The data
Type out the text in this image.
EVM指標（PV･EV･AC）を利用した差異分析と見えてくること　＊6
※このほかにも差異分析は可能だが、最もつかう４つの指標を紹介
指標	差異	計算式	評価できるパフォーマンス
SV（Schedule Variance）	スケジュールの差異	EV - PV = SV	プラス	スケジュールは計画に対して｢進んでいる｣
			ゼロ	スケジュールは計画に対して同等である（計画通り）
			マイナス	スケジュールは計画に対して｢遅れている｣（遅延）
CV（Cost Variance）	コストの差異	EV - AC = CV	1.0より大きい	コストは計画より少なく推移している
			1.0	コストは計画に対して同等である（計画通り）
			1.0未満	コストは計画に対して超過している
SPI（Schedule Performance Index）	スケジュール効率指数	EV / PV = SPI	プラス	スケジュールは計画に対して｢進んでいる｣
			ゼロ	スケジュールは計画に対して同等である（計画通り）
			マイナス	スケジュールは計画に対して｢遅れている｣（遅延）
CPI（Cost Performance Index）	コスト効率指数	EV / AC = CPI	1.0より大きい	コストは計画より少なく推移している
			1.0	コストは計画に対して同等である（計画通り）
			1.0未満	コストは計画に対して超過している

Description of the task
Tally the lines in the entries above that hold the word "Index". Reply with nothing but that count.

Written answer
2